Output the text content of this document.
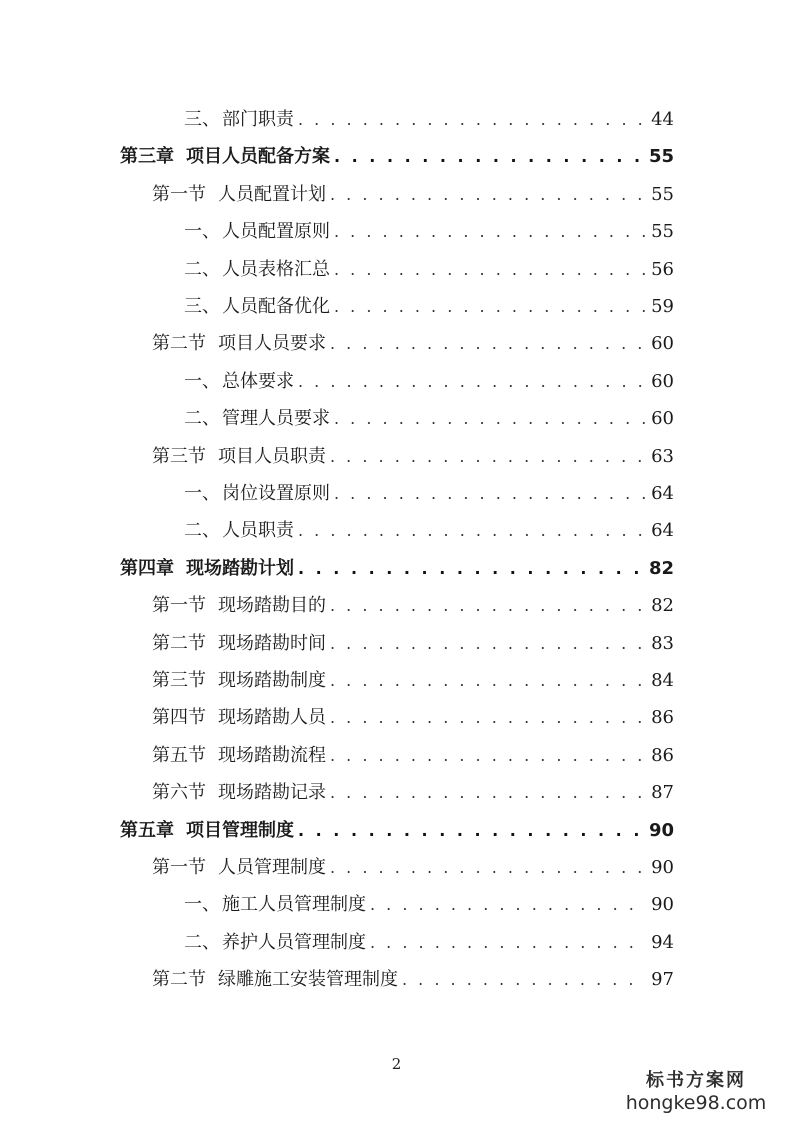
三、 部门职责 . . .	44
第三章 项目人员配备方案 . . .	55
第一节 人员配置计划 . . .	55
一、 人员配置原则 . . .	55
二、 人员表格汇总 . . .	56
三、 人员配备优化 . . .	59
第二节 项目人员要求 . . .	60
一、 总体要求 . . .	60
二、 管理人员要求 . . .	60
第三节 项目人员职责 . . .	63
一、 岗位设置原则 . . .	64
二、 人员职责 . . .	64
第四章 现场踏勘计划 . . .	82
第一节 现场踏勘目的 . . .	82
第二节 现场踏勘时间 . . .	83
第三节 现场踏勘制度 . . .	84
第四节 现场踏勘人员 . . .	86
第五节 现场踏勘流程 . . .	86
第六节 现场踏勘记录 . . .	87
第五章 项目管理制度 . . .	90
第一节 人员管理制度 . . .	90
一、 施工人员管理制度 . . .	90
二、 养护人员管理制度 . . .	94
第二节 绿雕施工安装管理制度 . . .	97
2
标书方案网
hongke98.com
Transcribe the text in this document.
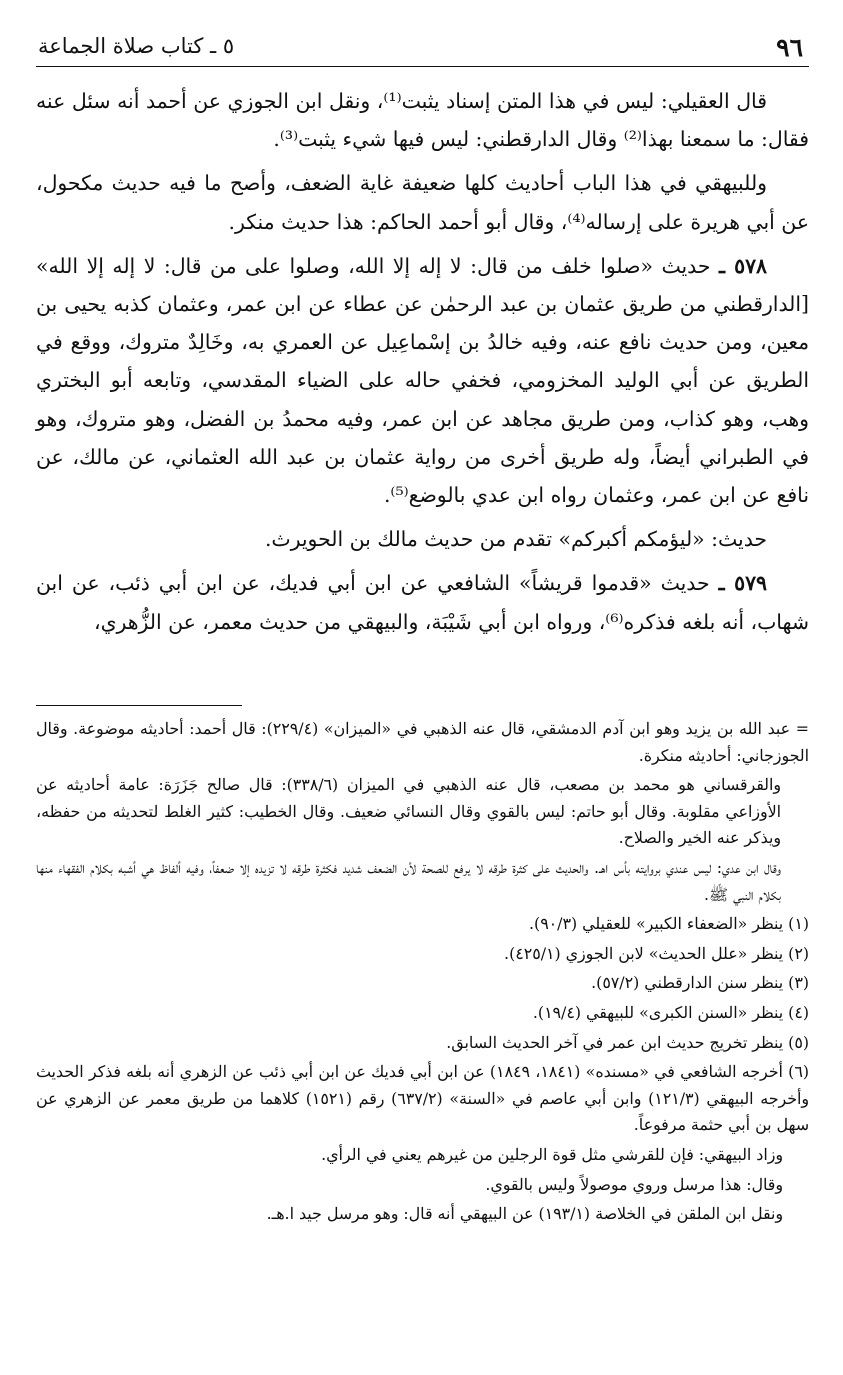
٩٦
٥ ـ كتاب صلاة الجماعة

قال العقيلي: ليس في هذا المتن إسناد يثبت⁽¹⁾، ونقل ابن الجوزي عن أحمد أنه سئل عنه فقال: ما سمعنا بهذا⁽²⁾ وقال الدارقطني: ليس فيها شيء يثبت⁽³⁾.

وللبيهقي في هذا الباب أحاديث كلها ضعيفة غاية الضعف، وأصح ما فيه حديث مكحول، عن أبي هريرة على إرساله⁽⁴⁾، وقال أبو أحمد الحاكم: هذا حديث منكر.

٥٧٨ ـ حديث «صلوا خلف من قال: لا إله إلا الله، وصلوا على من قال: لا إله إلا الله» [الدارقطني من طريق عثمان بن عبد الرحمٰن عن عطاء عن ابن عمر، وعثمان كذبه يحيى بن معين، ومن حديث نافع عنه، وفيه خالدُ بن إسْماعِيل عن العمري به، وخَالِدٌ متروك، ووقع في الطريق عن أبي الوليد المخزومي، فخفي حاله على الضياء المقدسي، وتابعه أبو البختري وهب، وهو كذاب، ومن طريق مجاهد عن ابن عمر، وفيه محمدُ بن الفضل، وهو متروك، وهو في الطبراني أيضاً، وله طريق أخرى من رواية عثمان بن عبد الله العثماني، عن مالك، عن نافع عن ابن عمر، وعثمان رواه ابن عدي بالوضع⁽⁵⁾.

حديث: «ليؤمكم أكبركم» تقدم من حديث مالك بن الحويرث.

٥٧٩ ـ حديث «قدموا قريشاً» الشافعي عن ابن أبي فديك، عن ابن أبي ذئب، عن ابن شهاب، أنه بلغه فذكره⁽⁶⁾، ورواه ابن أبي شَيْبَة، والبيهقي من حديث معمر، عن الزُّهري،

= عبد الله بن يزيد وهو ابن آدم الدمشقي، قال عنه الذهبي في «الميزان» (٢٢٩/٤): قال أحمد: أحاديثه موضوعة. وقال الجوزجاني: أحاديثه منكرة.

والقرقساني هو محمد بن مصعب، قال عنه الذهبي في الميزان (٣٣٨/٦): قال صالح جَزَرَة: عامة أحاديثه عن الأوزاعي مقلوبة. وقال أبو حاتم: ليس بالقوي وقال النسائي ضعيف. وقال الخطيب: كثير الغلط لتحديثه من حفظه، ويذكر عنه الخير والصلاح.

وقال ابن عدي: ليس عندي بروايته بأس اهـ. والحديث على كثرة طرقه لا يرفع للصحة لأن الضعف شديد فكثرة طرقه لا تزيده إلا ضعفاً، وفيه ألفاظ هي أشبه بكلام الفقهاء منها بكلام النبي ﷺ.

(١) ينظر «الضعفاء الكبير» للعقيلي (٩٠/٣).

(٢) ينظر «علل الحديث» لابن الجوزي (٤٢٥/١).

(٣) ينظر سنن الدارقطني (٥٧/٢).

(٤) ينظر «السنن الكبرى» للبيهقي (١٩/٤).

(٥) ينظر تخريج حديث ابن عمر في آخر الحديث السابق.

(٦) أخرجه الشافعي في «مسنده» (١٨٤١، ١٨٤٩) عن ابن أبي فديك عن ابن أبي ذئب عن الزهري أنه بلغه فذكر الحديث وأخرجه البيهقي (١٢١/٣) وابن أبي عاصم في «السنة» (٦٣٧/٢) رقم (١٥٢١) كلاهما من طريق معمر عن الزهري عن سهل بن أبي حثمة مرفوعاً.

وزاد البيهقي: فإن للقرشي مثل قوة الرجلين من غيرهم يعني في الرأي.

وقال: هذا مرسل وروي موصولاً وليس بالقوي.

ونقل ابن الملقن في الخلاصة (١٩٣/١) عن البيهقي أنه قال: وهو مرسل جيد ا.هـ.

Your task:
Which lines contain the word "document"? Return each of them.

The solution:
Output the text content of this document.
Transcribe the text in this document.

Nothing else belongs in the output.